[Task objective]: Show every line where "nghĩa" occurs.

[Given records]:
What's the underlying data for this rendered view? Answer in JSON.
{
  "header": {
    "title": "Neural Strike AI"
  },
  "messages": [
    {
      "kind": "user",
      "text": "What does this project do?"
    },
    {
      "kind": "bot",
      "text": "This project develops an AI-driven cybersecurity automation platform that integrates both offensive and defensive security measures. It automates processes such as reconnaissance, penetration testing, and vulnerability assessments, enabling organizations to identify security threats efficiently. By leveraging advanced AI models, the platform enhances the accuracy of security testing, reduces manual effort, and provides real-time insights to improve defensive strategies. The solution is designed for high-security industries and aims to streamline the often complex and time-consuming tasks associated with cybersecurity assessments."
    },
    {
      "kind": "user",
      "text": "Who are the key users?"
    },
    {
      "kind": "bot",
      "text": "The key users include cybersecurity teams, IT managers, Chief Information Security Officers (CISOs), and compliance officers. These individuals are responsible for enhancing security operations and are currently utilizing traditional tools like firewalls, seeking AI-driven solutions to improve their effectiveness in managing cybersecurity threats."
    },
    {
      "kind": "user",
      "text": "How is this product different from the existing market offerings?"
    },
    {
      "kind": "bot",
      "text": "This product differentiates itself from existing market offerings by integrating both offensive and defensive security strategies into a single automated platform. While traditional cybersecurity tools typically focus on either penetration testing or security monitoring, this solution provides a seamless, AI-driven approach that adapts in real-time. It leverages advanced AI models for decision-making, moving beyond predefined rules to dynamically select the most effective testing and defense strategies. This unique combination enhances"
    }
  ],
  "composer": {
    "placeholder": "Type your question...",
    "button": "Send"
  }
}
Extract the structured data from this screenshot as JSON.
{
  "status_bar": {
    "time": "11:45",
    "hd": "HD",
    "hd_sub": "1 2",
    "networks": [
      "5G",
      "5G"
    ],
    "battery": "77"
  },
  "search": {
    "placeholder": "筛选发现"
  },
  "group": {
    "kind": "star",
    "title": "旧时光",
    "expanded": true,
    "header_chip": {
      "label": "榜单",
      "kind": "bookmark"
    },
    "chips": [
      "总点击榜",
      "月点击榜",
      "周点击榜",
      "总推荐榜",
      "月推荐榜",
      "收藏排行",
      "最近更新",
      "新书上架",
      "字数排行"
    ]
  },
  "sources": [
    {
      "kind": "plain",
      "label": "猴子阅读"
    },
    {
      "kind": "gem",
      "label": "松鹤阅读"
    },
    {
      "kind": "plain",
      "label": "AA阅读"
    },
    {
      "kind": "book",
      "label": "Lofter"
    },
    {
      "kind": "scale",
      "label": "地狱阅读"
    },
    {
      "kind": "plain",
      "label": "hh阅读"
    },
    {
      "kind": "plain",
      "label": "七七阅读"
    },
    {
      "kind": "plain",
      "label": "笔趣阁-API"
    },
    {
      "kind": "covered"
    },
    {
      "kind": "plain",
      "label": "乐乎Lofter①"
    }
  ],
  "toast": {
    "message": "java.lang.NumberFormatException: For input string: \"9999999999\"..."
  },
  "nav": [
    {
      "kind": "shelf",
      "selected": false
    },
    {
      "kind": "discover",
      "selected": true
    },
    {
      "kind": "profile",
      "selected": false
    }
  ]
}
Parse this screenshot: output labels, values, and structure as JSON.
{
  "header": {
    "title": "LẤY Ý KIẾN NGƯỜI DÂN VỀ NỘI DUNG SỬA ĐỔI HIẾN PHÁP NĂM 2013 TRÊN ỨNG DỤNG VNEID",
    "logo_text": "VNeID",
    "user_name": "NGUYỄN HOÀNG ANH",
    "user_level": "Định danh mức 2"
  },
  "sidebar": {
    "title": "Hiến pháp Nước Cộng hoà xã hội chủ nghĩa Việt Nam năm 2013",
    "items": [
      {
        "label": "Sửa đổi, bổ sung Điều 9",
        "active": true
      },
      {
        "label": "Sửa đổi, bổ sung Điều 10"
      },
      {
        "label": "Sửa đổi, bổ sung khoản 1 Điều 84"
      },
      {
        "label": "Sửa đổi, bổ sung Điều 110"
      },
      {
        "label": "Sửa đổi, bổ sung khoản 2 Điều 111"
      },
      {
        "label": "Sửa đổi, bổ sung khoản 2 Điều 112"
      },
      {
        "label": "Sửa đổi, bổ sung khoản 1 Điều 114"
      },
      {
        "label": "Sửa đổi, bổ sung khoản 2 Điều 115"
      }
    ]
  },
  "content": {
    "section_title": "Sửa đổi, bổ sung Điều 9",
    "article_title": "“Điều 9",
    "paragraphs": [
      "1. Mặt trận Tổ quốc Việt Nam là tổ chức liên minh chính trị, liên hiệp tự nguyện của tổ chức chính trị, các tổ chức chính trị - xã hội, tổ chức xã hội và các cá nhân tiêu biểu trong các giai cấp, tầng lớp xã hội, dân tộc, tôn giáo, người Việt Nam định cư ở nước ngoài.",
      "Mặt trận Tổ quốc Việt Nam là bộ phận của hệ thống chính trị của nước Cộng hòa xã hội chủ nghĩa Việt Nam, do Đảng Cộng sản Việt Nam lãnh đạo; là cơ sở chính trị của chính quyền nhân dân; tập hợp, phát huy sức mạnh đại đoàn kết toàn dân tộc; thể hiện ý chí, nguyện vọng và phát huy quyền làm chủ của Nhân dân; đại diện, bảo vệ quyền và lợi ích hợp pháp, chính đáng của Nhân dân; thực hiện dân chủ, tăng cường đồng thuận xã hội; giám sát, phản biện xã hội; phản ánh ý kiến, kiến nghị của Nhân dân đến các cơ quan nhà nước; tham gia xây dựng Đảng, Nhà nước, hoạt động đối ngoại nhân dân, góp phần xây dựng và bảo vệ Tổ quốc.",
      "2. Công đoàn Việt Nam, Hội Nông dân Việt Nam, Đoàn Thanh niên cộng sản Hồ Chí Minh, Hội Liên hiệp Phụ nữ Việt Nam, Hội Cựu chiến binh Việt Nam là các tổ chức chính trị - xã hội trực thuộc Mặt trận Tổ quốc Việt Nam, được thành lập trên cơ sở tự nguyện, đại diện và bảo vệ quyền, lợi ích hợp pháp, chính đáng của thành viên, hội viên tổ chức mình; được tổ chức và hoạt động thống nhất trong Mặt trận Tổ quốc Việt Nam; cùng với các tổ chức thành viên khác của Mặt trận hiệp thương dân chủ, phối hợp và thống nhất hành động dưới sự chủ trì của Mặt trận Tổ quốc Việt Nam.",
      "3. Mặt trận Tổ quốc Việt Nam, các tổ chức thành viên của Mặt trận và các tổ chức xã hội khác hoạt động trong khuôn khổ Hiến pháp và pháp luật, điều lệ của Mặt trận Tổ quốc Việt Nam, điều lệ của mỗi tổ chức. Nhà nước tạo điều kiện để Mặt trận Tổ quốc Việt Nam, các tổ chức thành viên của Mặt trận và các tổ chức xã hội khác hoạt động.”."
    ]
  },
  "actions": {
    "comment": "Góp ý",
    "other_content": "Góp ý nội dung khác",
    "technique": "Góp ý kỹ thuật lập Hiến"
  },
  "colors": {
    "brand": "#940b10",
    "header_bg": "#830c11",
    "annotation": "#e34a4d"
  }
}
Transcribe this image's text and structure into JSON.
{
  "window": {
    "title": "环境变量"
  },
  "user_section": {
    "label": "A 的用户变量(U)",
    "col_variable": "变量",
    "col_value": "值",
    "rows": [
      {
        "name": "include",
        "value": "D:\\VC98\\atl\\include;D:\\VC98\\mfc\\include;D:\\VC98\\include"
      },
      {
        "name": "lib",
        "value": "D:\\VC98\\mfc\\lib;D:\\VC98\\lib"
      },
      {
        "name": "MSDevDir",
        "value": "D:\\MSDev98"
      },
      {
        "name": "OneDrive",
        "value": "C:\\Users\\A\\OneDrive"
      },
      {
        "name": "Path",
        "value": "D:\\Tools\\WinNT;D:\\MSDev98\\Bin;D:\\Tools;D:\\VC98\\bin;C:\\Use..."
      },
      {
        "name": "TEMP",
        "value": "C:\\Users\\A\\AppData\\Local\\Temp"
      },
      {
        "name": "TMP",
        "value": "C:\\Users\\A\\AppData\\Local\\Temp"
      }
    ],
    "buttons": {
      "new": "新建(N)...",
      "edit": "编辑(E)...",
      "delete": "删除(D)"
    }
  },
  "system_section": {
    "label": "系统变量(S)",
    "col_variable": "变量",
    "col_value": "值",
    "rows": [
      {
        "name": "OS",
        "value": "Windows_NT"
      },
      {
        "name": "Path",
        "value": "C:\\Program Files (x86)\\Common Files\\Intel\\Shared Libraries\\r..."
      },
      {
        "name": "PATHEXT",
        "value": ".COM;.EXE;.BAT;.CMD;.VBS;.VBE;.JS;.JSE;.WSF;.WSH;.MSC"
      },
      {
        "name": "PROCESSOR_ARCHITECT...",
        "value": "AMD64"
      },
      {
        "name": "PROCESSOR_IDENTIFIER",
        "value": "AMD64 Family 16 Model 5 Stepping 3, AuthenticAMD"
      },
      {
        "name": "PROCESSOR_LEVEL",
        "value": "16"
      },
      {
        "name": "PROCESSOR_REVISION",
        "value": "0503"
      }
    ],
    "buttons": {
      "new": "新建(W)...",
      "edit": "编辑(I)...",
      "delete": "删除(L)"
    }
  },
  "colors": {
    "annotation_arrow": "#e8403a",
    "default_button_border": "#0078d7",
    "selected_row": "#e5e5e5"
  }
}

[Worked answer]:
    "title": "Hiến pháp Nước Cộng hoà xã hội chủ nghĩa Việt Nam năm 2013",
      "Mặt trận Tổ quốc Việt Nam là bộ phận của hệ thống chính trị của nước Cộng hòa xã hội chủ nghĩa Việt Nam, do Đảng Cộng sản Việt Nam lãnh đạo; là cơ sở chính trị của chính quyền nhân dân; tập hợp, phát huy sức mạnh đại đoàn kết toàn dân tộc; thể hiện ý chí, nguyện vọng và phát huy quyền làm chủ của Nhân dân; đại diện, bảo vệ quyền và lợi ích hợp pháp, chính đáng của Nhân dân; thực hiện dân chủ, tăng cường đồng thuận xã hội; giám sát, phản biện xã hội; phản ánh ý kiến, kiến nghị của Nhân dân đến các cơ quan nhà nước; tham gia xây dựng Đảng, Nhà nước, hoạt động đối ngoại nhân dân, góp phần xây dựng và bảo vệ Tổ quốc.",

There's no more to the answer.